--- Exercise directions ---
For this exercise, copy out each line of the material below that includes "Burmese".

--- Rows ---
+--

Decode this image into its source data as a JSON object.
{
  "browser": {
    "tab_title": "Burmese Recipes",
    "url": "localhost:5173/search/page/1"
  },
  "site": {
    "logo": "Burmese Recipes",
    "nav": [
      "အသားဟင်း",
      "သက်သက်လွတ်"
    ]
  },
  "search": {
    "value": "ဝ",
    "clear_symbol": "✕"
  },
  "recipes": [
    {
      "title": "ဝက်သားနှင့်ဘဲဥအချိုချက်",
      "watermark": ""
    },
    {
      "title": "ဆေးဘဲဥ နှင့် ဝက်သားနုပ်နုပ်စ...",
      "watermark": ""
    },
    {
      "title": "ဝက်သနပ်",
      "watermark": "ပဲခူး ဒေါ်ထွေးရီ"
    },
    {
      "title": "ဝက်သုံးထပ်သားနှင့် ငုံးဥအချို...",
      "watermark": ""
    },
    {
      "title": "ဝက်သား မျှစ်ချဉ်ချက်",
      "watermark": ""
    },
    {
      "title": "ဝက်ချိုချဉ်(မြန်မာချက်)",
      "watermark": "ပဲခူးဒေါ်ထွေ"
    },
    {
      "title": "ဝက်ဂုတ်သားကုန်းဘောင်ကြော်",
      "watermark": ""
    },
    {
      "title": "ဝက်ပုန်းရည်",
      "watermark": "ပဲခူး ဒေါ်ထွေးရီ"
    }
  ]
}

+--

--- Completed task ---
    "tab_title": "Burmese Recipes",
    "logo": "Burmese Recipes",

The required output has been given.